_PROBLEM DETAILS:_ Scan the lines below for the word "Parádé". Copy each line you find it in.

[Data items]
□ □ □

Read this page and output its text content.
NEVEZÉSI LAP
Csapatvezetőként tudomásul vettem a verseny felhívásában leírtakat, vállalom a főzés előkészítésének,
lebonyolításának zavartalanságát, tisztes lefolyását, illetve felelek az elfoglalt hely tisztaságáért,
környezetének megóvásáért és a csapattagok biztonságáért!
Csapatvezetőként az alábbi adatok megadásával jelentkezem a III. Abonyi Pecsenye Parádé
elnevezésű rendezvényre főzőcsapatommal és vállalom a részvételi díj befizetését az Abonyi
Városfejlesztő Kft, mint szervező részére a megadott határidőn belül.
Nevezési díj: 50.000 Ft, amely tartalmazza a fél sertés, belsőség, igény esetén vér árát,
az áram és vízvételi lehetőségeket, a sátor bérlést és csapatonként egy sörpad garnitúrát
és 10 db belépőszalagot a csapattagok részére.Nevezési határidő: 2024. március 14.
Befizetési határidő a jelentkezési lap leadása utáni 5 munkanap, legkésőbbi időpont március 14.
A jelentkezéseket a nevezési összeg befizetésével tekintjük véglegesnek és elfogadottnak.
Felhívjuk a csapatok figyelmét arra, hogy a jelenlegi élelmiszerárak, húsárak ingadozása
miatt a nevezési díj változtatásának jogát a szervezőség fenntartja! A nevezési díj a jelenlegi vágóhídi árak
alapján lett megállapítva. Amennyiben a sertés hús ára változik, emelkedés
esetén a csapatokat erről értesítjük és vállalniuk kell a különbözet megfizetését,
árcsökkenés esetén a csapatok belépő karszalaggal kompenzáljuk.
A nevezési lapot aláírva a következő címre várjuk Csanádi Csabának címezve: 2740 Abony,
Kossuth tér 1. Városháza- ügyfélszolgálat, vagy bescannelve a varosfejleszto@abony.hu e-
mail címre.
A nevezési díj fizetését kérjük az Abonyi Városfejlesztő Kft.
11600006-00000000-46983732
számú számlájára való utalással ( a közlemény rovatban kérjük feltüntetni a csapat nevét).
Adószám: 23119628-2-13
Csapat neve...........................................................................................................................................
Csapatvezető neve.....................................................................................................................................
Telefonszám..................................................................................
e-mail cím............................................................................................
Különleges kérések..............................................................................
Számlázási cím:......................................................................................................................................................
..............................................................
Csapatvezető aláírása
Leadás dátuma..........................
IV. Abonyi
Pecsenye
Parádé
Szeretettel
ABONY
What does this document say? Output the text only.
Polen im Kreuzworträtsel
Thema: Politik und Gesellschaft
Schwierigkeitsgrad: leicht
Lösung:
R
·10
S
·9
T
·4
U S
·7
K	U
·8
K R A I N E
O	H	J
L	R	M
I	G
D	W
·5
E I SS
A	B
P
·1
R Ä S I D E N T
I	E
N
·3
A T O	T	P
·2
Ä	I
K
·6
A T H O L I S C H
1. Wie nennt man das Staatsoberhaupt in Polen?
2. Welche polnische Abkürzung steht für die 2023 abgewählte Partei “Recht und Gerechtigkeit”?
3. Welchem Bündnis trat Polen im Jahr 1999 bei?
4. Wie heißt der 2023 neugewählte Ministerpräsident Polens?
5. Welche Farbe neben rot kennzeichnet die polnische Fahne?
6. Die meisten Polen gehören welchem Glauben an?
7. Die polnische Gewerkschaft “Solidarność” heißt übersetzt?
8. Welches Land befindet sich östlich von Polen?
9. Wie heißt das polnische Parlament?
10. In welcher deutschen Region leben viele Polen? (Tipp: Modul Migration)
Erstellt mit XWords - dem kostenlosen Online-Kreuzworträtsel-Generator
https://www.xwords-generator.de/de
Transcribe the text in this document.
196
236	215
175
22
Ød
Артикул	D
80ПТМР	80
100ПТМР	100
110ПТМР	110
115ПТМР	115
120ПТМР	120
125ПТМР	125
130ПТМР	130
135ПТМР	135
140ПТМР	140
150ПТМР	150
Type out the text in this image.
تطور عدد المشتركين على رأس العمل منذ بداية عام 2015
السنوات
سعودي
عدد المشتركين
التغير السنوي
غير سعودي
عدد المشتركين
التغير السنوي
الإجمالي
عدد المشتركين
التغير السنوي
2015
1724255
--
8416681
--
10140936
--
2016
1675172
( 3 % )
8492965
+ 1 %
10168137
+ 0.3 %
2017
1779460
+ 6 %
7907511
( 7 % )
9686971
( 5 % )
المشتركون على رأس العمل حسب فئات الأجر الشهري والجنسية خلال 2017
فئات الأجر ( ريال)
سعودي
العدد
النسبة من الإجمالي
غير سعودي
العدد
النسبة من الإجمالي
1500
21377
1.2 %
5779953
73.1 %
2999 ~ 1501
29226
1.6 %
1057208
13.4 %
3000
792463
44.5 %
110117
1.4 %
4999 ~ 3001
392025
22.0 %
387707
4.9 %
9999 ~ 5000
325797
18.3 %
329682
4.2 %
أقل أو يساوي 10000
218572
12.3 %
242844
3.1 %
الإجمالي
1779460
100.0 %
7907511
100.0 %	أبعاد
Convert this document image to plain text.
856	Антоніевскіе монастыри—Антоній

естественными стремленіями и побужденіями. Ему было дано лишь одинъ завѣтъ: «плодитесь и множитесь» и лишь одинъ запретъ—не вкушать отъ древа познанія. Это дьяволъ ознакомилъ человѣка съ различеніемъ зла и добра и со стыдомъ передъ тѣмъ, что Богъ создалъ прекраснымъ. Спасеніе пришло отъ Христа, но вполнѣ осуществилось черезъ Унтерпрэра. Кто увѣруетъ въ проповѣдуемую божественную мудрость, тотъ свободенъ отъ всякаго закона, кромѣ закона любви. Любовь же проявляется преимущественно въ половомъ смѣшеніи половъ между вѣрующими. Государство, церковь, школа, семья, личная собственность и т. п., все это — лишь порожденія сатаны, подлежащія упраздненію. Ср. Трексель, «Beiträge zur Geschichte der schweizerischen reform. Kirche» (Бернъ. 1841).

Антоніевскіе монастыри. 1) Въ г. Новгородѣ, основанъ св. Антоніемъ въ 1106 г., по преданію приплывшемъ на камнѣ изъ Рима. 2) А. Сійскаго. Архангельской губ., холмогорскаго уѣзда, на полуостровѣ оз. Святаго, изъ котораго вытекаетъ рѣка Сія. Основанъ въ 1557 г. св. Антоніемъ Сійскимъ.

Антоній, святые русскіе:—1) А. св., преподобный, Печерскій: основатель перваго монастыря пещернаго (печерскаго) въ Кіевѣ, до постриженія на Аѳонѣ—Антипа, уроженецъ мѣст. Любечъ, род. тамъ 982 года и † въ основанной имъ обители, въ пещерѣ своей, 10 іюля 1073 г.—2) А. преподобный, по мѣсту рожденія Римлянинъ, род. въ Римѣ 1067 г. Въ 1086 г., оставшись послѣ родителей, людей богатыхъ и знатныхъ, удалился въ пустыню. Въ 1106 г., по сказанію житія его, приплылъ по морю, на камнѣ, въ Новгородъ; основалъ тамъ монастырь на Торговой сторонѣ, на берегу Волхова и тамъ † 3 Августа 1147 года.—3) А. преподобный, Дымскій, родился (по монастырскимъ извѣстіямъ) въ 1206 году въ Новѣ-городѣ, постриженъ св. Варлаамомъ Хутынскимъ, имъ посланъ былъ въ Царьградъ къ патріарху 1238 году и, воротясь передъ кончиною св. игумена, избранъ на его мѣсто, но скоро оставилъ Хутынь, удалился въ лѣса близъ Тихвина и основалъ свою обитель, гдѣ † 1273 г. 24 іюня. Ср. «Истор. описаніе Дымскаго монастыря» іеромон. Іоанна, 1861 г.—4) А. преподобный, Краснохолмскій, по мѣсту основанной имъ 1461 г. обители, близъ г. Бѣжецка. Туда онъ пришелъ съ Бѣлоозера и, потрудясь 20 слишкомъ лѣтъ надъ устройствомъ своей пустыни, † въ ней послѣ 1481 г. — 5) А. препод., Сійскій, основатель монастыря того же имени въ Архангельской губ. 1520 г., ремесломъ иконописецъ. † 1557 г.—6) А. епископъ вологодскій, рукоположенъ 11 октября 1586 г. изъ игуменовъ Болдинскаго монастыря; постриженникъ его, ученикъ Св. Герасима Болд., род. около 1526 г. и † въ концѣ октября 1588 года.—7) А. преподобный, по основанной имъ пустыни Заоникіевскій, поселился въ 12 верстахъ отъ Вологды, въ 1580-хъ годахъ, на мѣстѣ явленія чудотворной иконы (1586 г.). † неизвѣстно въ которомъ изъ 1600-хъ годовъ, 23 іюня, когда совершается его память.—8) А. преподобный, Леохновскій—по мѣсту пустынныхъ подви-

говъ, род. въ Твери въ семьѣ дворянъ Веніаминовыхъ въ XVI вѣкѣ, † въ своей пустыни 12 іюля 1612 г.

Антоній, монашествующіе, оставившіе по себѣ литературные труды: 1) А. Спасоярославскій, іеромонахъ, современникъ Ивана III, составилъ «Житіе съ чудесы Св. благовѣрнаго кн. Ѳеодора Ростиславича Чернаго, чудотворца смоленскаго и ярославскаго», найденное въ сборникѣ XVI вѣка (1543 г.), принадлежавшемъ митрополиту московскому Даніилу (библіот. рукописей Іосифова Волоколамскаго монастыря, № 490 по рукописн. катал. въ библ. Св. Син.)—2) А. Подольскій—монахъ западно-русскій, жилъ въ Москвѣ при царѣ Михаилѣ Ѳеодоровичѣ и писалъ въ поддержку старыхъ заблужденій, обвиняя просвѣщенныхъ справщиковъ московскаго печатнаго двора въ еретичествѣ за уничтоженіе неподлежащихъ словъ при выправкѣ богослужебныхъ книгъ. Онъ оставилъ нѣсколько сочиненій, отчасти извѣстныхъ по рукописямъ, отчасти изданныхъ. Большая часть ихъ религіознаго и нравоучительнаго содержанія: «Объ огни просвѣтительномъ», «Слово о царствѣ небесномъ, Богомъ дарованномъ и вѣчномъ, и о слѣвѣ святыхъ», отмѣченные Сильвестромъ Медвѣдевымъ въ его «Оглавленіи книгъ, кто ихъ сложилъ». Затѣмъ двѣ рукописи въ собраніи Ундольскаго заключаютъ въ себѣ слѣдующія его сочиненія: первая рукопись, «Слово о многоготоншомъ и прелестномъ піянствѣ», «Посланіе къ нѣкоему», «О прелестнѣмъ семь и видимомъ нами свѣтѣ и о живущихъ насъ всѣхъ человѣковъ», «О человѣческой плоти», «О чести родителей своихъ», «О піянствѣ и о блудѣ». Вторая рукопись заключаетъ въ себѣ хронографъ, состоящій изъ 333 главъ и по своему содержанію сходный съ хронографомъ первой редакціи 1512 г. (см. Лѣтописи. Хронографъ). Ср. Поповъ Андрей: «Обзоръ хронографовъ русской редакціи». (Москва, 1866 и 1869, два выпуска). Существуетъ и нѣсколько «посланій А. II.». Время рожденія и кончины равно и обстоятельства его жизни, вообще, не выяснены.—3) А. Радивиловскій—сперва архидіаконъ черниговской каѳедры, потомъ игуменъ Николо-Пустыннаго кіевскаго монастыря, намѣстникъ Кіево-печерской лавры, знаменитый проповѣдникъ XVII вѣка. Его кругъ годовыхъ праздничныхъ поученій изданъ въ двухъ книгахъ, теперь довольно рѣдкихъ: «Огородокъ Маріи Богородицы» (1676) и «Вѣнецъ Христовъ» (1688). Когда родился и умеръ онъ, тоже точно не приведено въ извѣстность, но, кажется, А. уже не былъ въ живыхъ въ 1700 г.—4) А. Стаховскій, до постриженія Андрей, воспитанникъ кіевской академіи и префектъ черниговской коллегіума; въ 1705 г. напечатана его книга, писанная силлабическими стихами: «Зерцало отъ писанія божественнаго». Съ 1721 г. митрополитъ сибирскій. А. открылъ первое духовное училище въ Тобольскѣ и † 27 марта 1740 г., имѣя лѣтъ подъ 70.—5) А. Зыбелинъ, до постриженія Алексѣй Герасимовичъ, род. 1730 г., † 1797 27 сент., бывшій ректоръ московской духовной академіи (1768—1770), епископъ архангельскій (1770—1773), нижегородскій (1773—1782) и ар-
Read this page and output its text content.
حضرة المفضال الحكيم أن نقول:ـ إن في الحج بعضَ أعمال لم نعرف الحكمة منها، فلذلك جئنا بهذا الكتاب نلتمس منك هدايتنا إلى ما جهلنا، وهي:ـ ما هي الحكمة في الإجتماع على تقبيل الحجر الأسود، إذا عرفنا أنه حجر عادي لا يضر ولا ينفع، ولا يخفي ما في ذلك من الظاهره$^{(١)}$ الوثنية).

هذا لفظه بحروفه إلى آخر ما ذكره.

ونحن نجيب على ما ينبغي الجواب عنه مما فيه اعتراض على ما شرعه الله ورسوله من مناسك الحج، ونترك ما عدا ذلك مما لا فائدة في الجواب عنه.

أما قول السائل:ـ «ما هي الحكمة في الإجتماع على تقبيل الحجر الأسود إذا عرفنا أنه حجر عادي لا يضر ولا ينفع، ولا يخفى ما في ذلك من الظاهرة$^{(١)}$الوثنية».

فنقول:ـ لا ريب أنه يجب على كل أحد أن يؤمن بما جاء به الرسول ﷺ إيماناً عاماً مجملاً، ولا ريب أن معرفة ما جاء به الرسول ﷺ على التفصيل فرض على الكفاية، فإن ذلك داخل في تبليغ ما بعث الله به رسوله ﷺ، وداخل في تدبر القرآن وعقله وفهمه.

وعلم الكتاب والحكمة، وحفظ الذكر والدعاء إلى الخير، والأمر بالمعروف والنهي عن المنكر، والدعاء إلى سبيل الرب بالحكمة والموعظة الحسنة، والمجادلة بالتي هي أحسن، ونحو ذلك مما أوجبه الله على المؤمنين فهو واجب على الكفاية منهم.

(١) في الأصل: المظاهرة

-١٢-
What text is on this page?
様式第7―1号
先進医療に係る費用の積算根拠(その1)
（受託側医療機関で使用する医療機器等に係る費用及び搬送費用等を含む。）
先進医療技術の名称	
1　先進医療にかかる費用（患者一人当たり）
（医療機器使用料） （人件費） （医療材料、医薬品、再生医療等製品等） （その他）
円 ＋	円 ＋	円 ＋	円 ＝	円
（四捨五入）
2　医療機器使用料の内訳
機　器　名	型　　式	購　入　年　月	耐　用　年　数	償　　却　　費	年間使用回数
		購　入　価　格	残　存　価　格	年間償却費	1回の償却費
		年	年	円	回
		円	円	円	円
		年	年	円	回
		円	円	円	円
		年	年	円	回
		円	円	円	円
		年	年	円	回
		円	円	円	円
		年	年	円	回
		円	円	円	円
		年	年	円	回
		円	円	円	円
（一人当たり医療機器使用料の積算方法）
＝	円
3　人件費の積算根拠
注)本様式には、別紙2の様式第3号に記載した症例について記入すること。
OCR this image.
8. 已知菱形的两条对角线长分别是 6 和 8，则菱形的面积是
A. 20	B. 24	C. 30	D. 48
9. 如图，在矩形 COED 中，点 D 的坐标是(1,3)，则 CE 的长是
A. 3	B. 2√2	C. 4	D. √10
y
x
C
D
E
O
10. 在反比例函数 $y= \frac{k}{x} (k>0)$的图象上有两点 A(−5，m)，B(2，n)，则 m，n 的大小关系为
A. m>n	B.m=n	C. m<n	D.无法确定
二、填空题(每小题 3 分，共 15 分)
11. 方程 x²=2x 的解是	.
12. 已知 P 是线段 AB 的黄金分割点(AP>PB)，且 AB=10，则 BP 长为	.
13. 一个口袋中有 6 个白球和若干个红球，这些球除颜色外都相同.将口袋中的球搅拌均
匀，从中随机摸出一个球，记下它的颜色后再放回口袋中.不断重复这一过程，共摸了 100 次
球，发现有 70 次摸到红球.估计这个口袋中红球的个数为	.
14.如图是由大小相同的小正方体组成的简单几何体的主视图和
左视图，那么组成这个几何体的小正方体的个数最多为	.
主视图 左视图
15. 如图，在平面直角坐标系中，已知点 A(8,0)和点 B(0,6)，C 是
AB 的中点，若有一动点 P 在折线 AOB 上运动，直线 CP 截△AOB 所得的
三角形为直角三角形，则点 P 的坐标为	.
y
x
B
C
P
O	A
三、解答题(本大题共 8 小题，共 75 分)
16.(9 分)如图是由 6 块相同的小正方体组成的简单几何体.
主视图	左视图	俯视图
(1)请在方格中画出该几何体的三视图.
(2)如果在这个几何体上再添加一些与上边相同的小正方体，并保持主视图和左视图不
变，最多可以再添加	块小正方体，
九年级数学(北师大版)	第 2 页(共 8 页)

□ □ □

_SOLVED EXERCISE:_
Csapatvezetőként az alábbi adatok megadásával jelentkezem a III. Abonyi Pecsenye Parádé
Parádé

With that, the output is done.